EXERCISE INPUT:
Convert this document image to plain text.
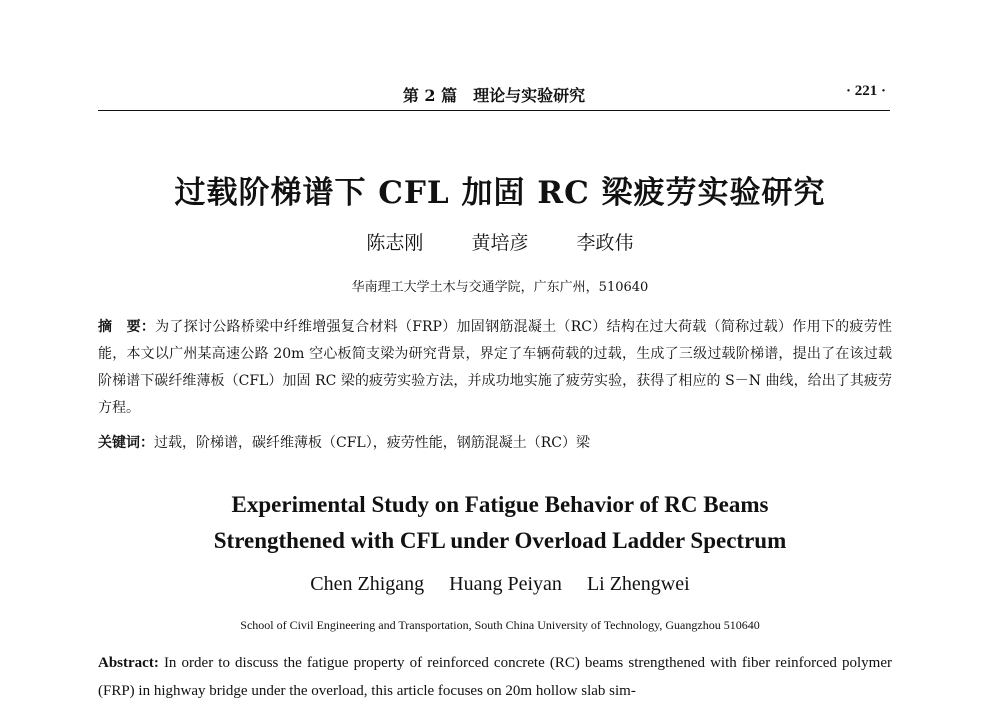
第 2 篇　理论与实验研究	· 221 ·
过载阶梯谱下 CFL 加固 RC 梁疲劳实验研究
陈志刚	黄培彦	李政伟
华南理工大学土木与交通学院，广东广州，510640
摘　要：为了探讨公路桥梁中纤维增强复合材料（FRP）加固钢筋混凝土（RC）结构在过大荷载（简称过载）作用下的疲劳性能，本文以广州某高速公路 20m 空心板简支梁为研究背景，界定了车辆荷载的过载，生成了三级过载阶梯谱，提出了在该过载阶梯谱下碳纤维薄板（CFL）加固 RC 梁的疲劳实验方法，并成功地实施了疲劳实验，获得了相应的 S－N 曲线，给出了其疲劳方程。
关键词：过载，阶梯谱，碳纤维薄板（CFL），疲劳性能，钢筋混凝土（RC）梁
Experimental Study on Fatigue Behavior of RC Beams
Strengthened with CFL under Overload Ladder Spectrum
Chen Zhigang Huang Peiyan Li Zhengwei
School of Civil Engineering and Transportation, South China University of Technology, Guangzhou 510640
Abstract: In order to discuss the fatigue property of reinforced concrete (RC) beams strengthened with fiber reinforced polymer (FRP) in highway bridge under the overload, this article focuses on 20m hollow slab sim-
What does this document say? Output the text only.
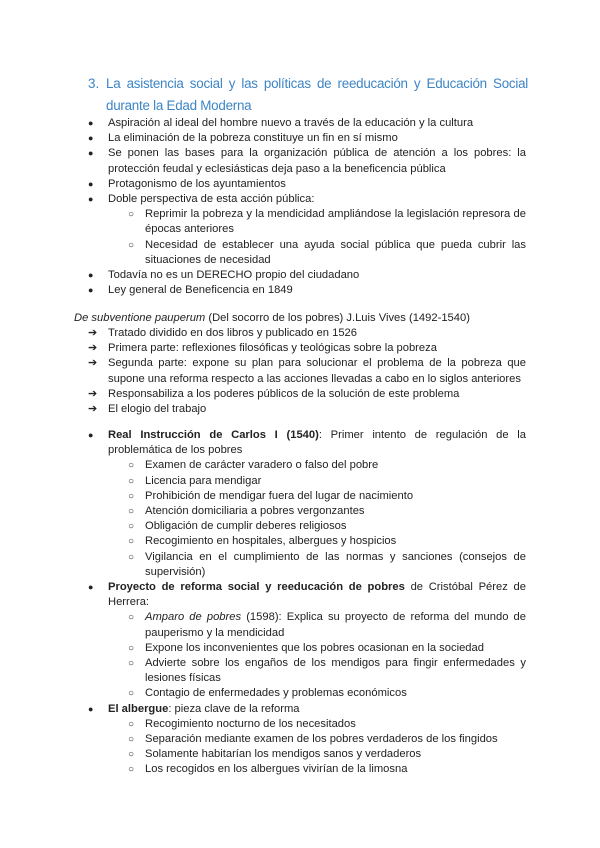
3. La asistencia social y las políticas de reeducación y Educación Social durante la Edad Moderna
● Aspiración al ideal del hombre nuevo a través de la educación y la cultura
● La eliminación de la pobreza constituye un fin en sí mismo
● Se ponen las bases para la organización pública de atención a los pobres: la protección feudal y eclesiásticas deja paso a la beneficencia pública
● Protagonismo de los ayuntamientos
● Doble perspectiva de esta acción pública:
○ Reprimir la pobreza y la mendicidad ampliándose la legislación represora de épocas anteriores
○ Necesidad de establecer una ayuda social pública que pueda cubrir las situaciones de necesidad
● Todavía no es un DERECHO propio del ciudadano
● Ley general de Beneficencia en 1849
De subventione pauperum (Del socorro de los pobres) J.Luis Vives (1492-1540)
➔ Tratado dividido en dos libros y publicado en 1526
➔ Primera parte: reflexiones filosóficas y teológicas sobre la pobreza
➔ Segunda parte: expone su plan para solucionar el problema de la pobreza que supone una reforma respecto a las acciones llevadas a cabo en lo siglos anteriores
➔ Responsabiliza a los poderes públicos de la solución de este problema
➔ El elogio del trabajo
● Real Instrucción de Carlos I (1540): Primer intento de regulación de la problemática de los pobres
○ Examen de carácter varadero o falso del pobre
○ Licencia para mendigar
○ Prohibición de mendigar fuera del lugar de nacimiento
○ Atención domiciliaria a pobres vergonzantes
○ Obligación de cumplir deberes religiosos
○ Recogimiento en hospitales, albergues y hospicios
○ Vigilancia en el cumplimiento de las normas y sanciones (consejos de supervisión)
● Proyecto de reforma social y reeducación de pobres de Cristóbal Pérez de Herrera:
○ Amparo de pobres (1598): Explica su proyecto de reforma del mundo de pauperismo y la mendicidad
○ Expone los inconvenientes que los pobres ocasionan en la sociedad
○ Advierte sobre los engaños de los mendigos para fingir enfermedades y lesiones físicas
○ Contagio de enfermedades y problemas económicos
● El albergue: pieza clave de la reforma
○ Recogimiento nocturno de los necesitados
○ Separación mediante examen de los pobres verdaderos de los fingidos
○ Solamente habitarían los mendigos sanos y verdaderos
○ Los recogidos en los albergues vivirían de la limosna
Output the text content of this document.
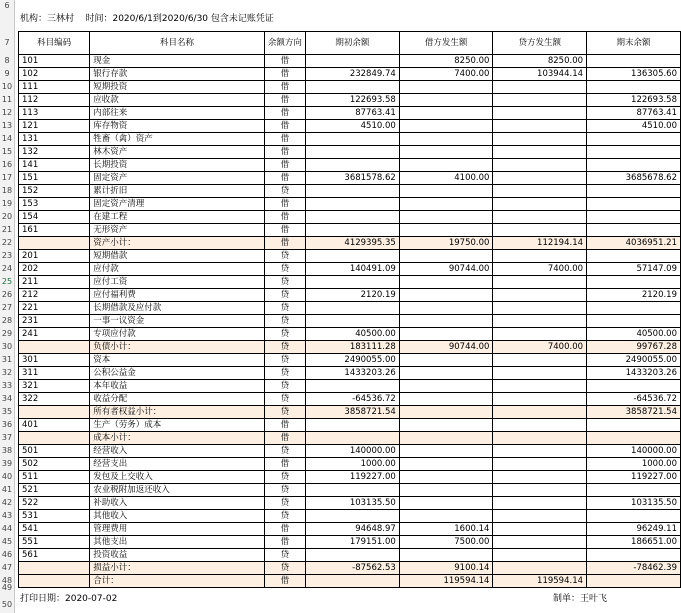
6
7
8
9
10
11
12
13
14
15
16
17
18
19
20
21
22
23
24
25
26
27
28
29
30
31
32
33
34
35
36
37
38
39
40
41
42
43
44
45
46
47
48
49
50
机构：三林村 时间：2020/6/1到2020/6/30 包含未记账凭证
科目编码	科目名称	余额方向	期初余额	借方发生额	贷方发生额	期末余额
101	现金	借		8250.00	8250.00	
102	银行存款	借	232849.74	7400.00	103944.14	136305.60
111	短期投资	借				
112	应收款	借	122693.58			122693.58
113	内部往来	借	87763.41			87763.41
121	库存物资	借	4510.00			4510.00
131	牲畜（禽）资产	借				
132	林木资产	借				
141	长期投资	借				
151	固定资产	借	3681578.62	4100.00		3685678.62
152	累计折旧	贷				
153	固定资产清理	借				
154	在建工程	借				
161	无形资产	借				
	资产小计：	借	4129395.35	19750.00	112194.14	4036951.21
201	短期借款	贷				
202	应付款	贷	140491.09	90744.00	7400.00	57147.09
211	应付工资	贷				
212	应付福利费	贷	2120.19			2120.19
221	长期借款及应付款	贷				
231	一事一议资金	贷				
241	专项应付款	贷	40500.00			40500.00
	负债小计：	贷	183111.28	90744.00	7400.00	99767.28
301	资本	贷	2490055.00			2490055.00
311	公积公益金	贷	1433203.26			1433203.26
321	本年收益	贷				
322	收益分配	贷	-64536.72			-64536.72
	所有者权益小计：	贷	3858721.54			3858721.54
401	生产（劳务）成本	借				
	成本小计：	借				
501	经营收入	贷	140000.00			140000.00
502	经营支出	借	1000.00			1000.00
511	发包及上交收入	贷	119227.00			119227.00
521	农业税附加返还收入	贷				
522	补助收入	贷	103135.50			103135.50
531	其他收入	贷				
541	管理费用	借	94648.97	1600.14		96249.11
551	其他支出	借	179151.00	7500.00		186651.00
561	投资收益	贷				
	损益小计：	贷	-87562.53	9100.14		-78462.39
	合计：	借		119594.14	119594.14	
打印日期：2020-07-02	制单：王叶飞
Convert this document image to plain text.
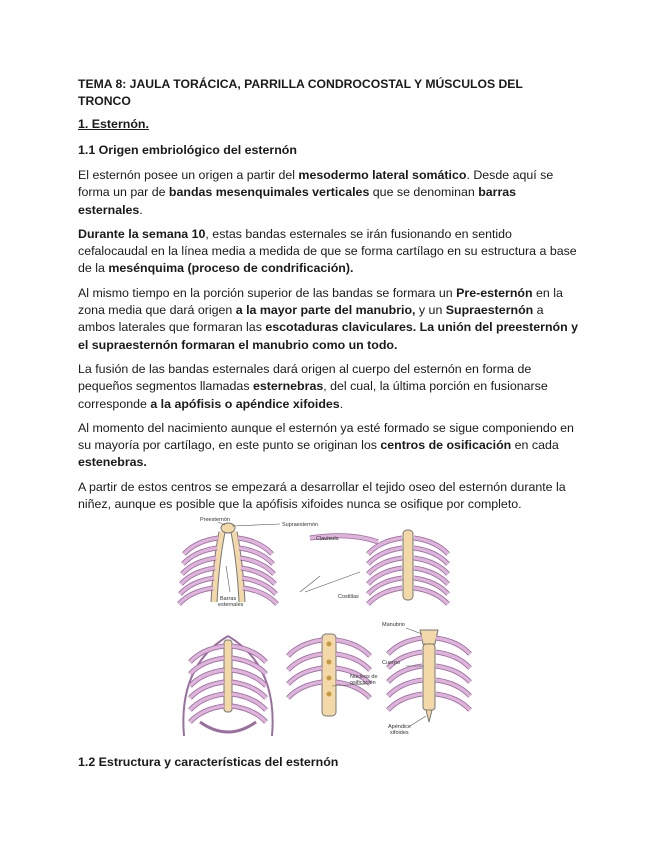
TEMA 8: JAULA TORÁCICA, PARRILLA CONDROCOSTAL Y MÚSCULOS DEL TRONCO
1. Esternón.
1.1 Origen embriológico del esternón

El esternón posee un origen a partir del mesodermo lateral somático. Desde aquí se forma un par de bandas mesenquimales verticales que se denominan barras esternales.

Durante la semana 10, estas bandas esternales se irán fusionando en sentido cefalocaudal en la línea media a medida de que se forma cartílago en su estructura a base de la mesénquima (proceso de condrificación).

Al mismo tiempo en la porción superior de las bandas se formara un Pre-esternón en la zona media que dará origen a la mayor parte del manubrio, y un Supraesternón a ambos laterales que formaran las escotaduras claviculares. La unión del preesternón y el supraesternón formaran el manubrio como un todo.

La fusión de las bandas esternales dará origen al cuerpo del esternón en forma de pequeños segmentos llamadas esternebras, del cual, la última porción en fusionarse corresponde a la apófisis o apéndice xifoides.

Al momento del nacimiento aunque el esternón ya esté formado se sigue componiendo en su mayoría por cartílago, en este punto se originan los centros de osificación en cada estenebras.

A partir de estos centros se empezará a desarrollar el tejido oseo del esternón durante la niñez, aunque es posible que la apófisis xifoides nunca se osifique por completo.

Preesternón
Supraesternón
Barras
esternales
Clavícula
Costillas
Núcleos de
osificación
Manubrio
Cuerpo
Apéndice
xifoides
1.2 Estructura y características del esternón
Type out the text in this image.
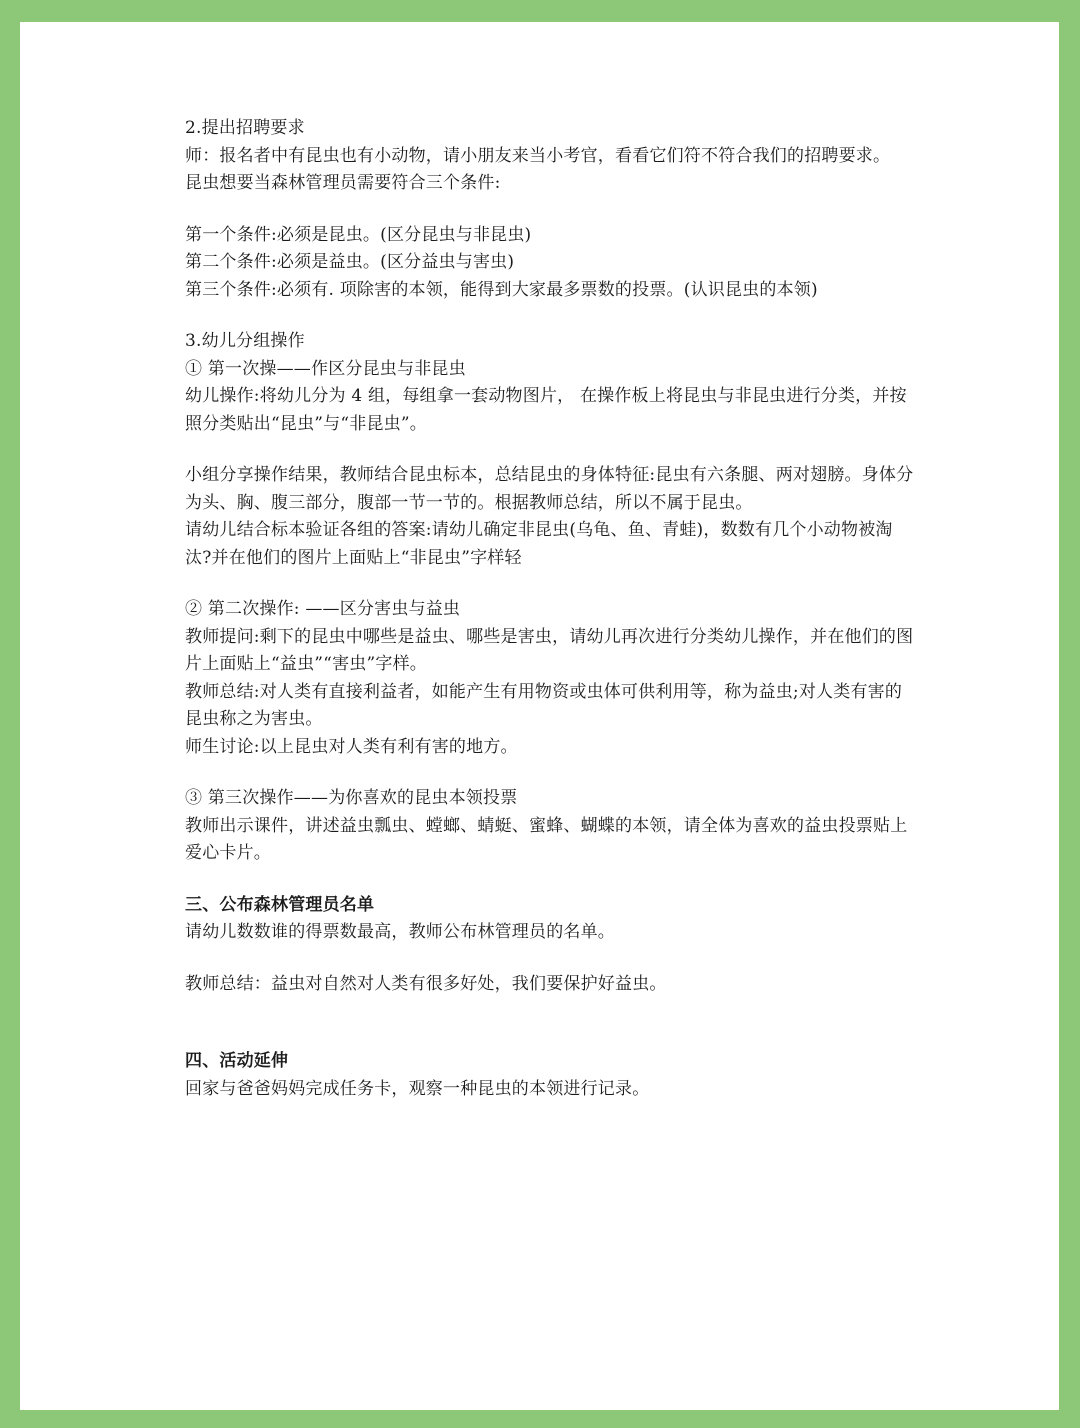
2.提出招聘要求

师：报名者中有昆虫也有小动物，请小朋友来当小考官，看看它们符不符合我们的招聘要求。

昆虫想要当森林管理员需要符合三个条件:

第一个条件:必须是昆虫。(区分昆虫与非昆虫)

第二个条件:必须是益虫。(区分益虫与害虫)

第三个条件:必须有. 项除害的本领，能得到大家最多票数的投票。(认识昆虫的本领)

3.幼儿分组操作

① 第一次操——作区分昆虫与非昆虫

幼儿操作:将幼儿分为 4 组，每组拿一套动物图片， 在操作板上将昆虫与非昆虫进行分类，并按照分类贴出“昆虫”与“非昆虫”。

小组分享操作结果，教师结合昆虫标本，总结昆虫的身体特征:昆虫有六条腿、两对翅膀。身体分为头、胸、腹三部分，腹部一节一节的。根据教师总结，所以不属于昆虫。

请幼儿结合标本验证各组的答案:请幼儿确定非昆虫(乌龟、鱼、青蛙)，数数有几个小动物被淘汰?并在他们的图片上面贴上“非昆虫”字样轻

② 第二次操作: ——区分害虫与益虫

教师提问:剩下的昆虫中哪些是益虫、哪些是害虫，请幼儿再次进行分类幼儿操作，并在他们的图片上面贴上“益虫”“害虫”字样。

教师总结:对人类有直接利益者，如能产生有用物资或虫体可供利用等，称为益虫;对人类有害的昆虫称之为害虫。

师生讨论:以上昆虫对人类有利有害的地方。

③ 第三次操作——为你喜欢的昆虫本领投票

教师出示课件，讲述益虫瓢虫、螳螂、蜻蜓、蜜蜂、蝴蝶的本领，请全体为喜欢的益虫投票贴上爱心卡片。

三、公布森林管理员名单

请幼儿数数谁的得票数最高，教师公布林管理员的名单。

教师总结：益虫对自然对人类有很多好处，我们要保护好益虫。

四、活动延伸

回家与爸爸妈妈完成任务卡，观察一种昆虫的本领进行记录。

PROBLEM TO SOLVE:
Find every line in the records that contains the word "pobreza"; copy those lines.

SOLUTION TO THIS PROBLEM:
● La eliminación de la pobreza constituye un fin en sí mismo
○ Reprimir la pobreza y la mendicidad ampliándose la legislación represora de épocas anteriores
➔ Primera parte: reflexiones filosóficas y teológicas sobre la pobreza
➔ Segunda parte: expone su plan para solucionar el problema de la pobreza que supone una reforma respecto a las acciones llevadas a cabo en lo siglos anteriores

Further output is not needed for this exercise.